→ **Work instructions**
State the number of lines in the material below that have "нелечебные" in them, without any other text.

→ **Provided information**
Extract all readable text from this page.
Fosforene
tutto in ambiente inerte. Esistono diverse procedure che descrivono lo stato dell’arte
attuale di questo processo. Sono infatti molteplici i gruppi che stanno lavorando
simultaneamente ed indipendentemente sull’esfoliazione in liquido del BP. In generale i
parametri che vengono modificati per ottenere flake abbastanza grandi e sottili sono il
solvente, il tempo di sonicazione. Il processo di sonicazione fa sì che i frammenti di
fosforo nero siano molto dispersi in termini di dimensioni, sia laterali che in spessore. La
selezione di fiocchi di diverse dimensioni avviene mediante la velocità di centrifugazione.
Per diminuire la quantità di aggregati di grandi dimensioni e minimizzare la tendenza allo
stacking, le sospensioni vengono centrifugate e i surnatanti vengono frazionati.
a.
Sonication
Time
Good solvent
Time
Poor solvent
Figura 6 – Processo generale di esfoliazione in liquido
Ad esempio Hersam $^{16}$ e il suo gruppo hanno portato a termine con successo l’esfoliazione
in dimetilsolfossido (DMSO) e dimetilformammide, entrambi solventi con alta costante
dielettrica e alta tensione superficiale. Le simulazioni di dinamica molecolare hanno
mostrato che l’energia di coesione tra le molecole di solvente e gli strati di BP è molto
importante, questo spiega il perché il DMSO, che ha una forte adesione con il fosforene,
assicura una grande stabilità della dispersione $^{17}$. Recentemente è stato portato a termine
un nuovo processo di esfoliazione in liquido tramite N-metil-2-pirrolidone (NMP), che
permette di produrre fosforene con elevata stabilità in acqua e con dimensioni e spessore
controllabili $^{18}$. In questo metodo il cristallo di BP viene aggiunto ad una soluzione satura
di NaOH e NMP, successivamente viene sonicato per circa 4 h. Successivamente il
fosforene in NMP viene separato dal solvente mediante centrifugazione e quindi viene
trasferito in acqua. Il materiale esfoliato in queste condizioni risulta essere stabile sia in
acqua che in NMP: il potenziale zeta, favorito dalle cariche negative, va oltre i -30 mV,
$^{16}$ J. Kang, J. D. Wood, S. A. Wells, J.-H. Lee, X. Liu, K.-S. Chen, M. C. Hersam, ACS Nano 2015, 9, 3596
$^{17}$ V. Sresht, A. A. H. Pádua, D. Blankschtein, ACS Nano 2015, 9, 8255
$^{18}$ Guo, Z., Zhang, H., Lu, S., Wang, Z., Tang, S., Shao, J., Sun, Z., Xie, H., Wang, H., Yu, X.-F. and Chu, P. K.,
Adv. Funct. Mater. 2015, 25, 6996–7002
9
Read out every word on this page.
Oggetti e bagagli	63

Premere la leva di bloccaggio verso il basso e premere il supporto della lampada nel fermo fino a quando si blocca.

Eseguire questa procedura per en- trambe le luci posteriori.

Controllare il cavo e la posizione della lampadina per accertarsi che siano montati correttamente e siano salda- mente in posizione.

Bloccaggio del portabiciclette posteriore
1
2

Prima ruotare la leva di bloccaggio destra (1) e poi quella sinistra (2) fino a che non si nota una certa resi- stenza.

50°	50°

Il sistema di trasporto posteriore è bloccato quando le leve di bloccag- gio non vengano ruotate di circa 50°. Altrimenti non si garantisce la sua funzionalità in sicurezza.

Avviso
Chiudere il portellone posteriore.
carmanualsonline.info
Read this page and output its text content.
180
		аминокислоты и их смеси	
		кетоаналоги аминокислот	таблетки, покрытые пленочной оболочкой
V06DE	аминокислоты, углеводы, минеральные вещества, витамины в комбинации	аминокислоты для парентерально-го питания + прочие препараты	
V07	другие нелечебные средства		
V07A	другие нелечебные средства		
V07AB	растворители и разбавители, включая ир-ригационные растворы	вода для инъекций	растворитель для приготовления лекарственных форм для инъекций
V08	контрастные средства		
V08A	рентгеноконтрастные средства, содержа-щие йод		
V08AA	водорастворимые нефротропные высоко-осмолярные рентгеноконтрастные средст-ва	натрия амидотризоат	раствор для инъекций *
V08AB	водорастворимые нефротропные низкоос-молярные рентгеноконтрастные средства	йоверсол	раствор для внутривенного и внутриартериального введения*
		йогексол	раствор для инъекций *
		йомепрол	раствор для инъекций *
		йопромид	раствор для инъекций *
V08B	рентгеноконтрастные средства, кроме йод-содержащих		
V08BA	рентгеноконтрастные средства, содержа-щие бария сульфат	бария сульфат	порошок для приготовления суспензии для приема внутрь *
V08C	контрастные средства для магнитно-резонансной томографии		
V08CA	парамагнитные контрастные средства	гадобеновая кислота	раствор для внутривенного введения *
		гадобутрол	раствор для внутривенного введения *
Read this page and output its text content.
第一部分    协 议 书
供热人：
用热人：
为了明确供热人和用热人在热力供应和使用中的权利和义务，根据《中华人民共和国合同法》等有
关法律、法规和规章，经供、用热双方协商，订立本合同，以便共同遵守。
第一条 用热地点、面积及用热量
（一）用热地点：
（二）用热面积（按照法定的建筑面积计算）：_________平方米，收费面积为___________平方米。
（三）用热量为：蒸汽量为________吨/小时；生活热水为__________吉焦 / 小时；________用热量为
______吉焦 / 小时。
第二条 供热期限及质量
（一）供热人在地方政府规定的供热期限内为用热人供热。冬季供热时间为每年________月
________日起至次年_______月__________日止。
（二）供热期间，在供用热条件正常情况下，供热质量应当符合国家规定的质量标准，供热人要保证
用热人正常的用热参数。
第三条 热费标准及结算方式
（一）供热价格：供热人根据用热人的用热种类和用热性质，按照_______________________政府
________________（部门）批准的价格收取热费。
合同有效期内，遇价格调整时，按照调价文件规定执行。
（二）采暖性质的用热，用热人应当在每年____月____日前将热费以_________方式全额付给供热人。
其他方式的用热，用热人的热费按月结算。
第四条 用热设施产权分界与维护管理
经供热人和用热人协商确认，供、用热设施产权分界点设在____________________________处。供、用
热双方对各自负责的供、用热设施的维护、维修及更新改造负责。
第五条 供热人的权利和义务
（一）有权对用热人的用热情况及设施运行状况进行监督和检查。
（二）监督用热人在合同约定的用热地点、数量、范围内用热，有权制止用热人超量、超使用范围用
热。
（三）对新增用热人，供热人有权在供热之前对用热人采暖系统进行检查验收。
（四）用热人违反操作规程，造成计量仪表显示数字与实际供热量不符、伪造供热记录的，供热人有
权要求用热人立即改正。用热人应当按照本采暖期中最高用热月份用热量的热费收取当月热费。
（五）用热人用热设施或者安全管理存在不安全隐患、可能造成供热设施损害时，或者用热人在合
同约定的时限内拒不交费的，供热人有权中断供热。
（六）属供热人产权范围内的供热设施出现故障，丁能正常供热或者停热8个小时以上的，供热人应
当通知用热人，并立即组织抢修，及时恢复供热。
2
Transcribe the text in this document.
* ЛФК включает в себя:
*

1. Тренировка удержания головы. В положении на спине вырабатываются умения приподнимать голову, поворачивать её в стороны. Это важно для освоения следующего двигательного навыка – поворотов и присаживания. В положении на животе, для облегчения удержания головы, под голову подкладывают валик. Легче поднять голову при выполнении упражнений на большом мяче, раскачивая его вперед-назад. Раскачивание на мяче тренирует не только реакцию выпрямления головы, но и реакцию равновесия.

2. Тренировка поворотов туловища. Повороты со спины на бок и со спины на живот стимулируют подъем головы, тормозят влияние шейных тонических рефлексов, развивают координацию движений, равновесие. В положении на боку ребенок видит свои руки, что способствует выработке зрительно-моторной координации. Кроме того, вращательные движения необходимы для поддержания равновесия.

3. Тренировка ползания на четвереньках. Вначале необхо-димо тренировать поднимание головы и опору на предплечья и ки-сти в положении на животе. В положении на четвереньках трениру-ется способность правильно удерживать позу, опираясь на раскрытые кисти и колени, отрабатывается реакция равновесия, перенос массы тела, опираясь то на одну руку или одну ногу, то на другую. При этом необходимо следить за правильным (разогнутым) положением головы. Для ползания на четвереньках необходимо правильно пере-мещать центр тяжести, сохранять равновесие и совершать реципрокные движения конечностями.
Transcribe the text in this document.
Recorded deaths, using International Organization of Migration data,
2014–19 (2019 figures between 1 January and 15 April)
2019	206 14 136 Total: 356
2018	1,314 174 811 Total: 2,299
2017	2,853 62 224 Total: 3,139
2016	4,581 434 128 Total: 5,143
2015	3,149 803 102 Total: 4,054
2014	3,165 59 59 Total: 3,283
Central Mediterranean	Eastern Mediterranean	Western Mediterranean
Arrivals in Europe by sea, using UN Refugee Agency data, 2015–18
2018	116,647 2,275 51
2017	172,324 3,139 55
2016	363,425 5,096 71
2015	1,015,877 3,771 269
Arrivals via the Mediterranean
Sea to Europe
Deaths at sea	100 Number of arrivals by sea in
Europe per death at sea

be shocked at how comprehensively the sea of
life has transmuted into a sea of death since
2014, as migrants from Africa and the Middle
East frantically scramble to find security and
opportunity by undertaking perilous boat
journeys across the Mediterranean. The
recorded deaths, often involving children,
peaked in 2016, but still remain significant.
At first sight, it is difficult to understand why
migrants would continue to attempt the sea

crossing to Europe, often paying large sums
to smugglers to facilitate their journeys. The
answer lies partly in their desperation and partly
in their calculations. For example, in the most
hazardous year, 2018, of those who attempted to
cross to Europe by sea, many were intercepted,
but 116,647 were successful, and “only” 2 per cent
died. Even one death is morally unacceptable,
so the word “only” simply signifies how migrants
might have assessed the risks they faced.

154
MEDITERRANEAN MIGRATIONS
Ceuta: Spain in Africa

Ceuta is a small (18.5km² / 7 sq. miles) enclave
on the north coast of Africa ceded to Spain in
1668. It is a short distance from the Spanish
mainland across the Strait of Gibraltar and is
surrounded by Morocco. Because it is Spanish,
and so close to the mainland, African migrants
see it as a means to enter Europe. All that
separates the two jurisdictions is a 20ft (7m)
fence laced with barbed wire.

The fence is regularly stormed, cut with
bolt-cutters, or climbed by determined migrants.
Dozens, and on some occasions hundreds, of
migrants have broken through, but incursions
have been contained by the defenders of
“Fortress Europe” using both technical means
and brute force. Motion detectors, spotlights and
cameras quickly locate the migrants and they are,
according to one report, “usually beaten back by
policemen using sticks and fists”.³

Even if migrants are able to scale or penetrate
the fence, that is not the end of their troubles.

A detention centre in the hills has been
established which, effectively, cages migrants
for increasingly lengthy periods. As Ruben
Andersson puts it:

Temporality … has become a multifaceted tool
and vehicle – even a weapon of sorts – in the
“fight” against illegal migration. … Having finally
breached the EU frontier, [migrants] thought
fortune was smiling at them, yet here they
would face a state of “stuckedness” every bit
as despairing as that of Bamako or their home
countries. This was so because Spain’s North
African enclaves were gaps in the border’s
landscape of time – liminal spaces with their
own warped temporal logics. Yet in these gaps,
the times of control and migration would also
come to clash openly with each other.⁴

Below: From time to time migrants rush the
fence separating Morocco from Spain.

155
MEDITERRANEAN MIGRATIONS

→ **Task output**
2